(AIM OF THE TASK)
Each entry needs to be restated exactly as written.

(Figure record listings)

»»

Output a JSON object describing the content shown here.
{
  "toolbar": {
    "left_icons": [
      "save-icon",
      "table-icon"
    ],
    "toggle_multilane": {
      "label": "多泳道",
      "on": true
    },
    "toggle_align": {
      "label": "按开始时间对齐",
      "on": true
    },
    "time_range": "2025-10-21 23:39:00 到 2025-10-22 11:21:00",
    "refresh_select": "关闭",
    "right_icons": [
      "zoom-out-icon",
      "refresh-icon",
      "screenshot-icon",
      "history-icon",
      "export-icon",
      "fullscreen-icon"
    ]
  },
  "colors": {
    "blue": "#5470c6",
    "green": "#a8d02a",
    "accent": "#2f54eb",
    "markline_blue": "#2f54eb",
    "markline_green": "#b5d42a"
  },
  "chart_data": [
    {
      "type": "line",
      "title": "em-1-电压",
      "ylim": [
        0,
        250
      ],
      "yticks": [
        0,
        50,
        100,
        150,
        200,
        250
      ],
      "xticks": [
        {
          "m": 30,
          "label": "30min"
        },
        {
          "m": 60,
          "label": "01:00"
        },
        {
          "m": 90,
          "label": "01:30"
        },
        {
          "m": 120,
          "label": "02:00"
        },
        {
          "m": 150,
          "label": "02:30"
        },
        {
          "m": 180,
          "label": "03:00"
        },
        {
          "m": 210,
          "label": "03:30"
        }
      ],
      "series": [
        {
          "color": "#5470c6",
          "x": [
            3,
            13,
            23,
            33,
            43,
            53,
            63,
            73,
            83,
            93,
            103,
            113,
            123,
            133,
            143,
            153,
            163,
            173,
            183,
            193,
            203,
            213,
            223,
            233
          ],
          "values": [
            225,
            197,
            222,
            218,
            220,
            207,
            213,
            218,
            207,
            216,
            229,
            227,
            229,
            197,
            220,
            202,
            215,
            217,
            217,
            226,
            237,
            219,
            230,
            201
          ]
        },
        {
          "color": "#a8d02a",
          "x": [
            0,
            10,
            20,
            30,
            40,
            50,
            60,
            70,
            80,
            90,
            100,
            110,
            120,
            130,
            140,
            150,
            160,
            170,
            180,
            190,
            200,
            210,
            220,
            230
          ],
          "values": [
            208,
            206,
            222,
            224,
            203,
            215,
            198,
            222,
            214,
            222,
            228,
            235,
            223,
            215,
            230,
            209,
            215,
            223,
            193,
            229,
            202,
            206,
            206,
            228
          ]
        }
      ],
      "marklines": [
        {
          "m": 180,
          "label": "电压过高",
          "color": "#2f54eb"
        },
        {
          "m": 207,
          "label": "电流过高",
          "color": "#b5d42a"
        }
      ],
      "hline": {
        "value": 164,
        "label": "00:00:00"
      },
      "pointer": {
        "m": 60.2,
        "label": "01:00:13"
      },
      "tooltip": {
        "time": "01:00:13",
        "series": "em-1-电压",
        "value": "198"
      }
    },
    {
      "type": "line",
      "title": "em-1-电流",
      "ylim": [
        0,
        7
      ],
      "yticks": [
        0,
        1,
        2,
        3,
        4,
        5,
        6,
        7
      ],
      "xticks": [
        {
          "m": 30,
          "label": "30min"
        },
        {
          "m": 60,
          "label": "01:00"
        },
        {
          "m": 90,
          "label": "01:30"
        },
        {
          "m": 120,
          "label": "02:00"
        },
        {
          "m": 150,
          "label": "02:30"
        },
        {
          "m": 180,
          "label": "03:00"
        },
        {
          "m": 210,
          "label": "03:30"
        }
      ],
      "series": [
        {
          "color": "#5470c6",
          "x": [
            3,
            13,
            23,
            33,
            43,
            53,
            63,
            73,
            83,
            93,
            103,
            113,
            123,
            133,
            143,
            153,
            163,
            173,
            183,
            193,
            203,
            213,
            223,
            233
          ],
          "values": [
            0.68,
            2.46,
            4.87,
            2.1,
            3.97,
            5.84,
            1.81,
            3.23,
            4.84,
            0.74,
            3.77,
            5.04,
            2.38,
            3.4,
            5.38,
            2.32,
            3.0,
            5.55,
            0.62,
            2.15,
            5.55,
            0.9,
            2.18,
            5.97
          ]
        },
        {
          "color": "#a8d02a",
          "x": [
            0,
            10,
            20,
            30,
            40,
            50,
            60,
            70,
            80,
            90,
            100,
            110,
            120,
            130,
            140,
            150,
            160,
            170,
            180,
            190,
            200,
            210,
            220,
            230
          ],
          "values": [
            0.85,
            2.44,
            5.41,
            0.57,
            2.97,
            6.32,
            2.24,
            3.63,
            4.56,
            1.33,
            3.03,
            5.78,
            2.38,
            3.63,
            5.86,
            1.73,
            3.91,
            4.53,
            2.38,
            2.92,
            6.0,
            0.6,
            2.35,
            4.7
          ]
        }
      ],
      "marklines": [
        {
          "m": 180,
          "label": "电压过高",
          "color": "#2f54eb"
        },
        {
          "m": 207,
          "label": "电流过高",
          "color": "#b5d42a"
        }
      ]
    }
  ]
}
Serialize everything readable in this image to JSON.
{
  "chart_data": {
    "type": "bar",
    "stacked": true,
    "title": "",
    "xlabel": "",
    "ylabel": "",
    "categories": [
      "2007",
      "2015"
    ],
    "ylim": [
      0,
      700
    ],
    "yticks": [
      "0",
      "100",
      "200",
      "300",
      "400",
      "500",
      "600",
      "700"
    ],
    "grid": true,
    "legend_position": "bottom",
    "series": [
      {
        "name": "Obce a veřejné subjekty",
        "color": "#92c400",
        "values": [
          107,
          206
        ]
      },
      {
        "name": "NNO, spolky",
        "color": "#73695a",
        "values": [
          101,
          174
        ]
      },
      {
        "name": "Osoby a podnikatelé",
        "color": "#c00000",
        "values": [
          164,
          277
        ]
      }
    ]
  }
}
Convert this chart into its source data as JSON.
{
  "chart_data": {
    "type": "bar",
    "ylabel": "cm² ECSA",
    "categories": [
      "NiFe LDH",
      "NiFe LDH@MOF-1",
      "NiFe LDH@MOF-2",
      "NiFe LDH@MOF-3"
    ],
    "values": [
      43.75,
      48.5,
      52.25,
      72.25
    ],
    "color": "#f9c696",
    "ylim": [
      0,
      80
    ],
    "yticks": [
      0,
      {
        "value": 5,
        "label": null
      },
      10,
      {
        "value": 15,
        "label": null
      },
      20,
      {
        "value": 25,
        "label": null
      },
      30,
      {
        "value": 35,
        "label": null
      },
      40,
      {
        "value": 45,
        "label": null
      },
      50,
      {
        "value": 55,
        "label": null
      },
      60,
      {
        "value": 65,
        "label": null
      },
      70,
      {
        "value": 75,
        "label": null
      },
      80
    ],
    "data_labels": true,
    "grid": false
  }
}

««

(ANSWER TO THIS EXERCISE)
Output a JSON object describing the content shown here.
{
  "toolbar": {
    "left_icons": [
      "save-icon",
      "table-icon"
    ],
    "toggle_multilane": {
      "label": "多泳道",
      "on": true
    },
    "toggle_align": {
      "label": "按开始时间对齐",
      "on": true
    },
    "time_range": "2025-10-21 23:39:00 到 2025-10-22 11:21:00",
    "refresh_select": "关闭",
    "right_icons": [
      "zoom-out-icon",
      "refresh-icon",
      "screenshot-icon",
      "history-icon",
      "export-icon",
      "fullscreen-icon"
    ]
  },
  "colors": {
    "blue": "#5470c6",
    "green": "#a8d02a",
    "accent": "#2f54eb",
    "markline_blue": "#2f54eb",
    "markline_green": "#b5d42a"
  },
  "chart_data": [
    {
      "type": "line",
      "title": "em-1-电压",
      "ylim": [
        0,
        250
      ],
      "yticks": [
        0,
        50,
        100,
        150,
        200,
        250
      ],
      "xticks": [
        {
          "m": 30,
          "label": "30min"
        },
        {
          "m": 60,
          "label": "01:00"
        },
        {
          "m": 90,
          "label": "01:30"
        },
        {
          "m": 120,
          "label": "02:00"
        },
        {
          "m": 150,
          "label": "02:30"
        },
        {
          "m": 180,
          "label": "03:00"
        },
        {
          "m": 210,
          "label": "03:30"
        }
      ],
      "series": [
        {
          "color": "#5470c6",
          "x": [
            3,
            13,
            23,
            33,
            43,
            53,
            63,
            73,
            83,
            93,
            103,
            113,
            123,
            133,
            143,
            153,
            163,
            173,
            183,
            193,
            203,
            213,
            223,
            233
          ],
          "values": [
            225,
            197,
            222,
            218,
            220,
            207,
            213,
            218,
            207,
            216,
            229,
            227,
            229,
            197,
            220,
            202,
            215,
            217,
            217,
            226,
            237,
            219,
            230,
            201
          ]
        },
        {
          "color": "#a8d02a",
          "x": [
            0,
            10,
            20,
            30,
            40,
            50,
            60,
            70,
            80,
            90,
            100,
            110,
            120,
            130,
            140,
            150,
            160,
            170,
            180,
            190,
            200,
            210,
            220,
            230
          ],
          "values": [
            208,
            206,
            222,
            224,
            203,
            215,
            198,
            222,
            214,
            222,
            228,
            235,
            223,
            215,
            230,
            209,
            215,
            223,
            193,
            229,
            202,
            206,
            206,
            228
          ]
        }
      ],
      "marklines": [
        {
          "m": 180,
          "label": "电压过高",
          "color": "#2f54eb"
        },
        {
          "m": 207,
          "label": "电流过高",
          "color": "#b5d42a"
        }
      ],
      "hline": {
        "value": 164,
        "label": "00:00:00"
      },
      "pointer": {
        "m": 60.2,
        "label": "01:00:13"
      },
      "tooltip": {
        "time": "01:00:13",
        "series": "em-1-电压",
        "value": "198"
      }
    },
    {
      "type": "line",
      "title": "em-1-电流",
      "ylim": [
        0,
        7
      ],
      "yticks": [
        0,
        1,
        2,
        3,
        4,
        5,
        6,
        7
      ],
      "xticks": [
        {
          "m": 30,
          "label": "30min"
        },
        {
          "m": 60,
          "label": "01:00"
        },
        {
          "m": 90,
          "label": "01:30"
        },
        {
          "m": 120,
          "label": "02:00"
        },
        {
          "m": 150,
          "label": "02:30"
        },
        {
          "m": 180,
          "label": "03:00"
        },
        {
          "m": 210,
          "label": "03:30"
        }
      ],
      "series": [
        {
          "color": "#5470c6",
          "x": [
            3,
            13,
            23,
            33,
            43,
            53,
            63,
            73,
            83,
            93,
            103,
            113,
            123,
            133,
            143,
            153,
            163,
            173,
            183,
            193,
            203,
            213,
            223,
            233
          ],
          "values": [
            0.68,
            2.46,
            4.87,
            2.1,
            3.97,
            5.84,
            1.81,
            3.23,
            4.84,
            0.74,
            3.77,
            5.04,
            2.38,
            3.4,
            5.38,
            2.32,
            3.0,
            5.55,
            0.62,
            2.15,
            5.55,
            0.9,
            2.18,
            5.97
          ]
        },
        {
          "color": "#a8d02a",
          "x": [
            0,
            10,
            20,
            30,
            40,
            50,
            60,
            70,
            80,
            90,
            100,
            110,
            120,
            130,
            140,
            150,
            160,
            170,
            180,
            190,
            200,
            210,
            220,
            230
          ],
          "values": [
            0.85,
            2.44,
            5.41,
            0.57,
            2.97,
            6.32,
            2.24,
            3.63,
            4.56,
            1.33,
            3.03,
            5.78,
            2.38,
            3.63,
            5.86,
            1.73,
            3.91,
            4.53,
            2.38,
            2.92,
            6.0,
            0.6,
            2.35,
            4.7
          ]
        }
      ],
      "marklines": [
        {
          "m": 180,
          "label": "电压过高",
          "color": "#2f54eb"
        },
        {
          "m": 207,
          "label": "电流过高",
          "color": "#b5d42a"
        }
      ]
    }
  ]
}
Serialize everything readable in this image to JSON.
{
  "chart_data": {
    "type": "bar",
    "stacked": true,
    "title": "",
    "xlabel": "",
    "ylabel": "",
    "categories": [
      "2007",
      "2015"
    ],
    "ylim": [
      0,
      700
    ],
    "yticks": [
      "0",
      "100",
      "200",
      "300",
      "400",
      "500",
      "600",
      "700"
    ],
    "grid": true,
    "legend_position": "bottom",
    "series": [
      {
        "name": "Obce a veřejné subjekty",
        "color": "#92c400",
        "values": [
          107,
          206
        ]
      },
      {
        "name": "NNO, spolky",
        "color": "#73695a",
        "values": [
          101,
          174
        ]
      },
      {
        "name": "Osoby a podnikatelé",
        "color": "#c00000",
        "values": [
          164,
          277
        ]
      }
    ]
  }
}
Convert this chart into its source data as JSON.
{
  "chart_data": {
    "type": "bar",
    "ylabel": "cm² ECSA",
    "categories": [
      "NiFe LDH",
      "NiFe LDH@MOF-1",
      "NiFe LDH@MOF-2",
      "NiFe LDH@MOF-3"
    ],
    "values": [
      43.75,
      48.5,
      52.25,
      72.25
    ],
    "color": "#f9c696",
    "ylim": [
      0,
      80
    ],
    "yticks": [
      0,
      {
        "value": 5,
        "label": null
      },
      10,
      {
        "value": 15,
        "label": null
      },
      20,
      {
        "value": 25,
        "label": null
      },
      30,
      {
        "value": 35,
        "label": null
      },
      40,
      {
        "value": 45,
        "label": null
      },
      50,
      {
        "value": 55,
        "label": null
      },
      60,
      {
        "value": 65,
        "label": null
      },
      70,
      {
        "value": 75,
        "label": null
      },
      80
    ],
    "data_labels": true,
    "grid": false
  }
}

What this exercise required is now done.